## begin

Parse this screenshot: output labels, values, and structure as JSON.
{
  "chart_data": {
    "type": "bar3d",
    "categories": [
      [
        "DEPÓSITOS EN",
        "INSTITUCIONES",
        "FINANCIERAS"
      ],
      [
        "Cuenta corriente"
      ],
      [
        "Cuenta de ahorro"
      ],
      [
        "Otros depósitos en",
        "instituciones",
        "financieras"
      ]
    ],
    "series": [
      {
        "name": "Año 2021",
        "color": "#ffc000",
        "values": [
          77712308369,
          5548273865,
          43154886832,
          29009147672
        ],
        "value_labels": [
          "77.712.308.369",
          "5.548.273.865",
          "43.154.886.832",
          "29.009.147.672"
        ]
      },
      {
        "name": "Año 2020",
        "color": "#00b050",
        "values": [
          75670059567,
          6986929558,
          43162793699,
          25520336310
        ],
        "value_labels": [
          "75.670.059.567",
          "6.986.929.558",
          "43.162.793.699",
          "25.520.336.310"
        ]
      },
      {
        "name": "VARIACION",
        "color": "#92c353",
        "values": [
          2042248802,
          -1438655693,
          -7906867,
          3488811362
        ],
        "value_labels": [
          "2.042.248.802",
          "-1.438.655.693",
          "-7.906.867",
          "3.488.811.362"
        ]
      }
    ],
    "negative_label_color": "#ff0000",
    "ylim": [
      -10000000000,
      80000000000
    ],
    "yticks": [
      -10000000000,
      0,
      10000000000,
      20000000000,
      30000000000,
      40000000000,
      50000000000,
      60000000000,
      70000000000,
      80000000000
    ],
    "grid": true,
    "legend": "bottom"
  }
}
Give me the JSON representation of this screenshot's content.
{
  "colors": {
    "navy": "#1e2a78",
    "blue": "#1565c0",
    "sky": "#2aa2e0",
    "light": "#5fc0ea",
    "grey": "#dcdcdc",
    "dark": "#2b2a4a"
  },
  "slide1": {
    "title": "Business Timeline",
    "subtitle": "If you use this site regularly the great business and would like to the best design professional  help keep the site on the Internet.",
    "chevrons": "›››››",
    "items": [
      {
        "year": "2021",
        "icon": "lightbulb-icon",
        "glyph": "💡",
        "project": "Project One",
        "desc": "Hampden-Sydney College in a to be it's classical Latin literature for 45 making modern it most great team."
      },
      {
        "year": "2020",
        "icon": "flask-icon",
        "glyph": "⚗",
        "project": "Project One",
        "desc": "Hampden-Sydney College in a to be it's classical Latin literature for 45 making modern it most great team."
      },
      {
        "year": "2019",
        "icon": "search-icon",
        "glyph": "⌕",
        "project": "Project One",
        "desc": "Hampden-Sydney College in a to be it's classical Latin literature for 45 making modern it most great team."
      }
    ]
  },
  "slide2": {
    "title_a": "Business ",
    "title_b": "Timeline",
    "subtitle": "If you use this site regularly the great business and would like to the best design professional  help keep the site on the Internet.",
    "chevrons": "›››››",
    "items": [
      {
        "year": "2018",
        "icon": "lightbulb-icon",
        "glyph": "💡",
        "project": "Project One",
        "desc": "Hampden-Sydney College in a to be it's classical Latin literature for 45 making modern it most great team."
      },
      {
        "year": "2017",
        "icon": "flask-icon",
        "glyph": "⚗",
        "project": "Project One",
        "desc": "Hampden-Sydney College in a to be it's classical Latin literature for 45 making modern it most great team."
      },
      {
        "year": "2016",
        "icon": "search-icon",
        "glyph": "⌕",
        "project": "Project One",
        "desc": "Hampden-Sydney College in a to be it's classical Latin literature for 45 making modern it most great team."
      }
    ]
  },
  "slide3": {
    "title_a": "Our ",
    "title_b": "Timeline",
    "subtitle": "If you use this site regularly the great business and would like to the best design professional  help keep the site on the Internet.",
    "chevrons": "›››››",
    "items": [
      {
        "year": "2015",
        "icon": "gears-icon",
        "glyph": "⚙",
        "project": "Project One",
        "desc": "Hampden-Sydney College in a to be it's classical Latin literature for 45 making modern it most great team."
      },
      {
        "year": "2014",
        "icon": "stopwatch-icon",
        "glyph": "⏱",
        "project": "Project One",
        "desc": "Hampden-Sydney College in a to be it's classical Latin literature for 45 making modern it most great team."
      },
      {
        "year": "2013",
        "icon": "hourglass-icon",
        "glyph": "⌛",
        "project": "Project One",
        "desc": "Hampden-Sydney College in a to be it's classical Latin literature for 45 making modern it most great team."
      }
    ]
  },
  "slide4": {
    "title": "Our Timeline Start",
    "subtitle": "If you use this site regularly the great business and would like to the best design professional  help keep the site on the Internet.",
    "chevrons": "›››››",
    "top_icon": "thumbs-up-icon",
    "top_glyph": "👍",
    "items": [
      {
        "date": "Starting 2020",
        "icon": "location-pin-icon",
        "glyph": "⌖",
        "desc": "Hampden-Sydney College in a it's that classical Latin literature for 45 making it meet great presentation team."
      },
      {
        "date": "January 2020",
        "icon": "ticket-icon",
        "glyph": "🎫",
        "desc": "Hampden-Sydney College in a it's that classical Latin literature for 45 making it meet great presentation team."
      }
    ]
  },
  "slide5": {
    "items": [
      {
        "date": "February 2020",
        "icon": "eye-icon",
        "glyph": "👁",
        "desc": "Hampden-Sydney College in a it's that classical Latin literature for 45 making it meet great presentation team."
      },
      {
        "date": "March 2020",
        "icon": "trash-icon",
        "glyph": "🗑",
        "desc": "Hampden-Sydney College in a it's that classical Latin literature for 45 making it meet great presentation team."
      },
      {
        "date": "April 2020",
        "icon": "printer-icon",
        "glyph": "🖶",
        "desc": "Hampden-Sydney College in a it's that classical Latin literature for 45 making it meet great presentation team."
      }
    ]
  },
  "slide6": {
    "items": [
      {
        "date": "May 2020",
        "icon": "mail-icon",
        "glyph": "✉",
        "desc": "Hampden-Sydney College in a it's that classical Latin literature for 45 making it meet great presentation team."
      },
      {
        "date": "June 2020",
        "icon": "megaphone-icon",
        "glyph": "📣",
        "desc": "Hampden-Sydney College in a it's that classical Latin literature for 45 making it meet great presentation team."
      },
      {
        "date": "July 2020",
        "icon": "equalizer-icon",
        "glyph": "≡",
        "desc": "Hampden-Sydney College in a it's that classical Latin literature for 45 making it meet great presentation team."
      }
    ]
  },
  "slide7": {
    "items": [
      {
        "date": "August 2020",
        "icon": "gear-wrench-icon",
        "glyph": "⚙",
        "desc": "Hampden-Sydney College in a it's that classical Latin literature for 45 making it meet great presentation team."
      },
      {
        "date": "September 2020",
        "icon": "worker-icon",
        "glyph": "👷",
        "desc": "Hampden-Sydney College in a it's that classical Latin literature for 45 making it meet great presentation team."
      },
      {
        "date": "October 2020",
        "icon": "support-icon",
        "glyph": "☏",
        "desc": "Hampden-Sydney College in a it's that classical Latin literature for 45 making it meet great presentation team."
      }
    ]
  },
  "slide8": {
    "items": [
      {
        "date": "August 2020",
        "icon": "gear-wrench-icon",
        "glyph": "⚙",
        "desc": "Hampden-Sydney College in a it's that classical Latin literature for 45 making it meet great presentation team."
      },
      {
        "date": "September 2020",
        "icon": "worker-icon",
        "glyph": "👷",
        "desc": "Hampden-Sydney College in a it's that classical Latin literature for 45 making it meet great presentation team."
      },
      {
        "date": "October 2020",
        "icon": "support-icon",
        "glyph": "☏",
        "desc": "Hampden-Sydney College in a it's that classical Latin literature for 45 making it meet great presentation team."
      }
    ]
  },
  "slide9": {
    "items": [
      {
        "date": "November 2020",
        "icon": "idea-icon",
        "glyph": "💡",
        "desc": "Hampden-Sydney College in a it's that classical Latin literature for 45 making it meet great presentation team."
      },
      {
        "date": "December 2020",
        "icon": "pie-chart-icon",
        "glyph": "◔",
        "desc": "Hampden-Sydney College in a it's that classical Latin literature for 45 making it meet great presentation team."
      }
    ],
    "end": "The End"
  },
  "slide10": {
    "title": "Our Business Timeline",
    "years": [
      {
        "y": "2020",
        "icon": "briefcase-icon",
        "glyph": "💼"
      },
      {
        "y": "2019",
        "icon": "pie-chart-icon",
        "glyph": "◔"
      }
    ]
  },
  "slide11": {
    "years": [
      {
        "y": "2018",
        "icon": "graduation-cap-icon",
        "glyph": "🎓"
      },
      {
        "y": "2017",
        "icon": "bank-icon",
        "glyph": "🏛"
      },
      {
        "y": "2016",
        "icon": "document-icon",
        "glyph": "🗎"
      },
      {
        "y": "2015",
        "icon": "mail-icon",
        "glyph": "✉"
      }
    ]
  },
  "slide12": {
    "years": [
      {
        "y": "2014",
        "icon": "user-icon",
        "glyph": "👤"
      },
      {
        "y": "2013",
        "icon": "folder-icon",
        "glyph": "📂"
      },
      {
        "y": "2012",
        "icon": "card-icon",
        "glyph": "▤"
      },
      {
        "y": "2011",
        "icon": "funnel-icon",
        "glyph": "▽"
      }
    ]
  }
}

## end

Go over the records above line by line and count those holding the word "JSON". Reply only with the number.

• **Final result**
2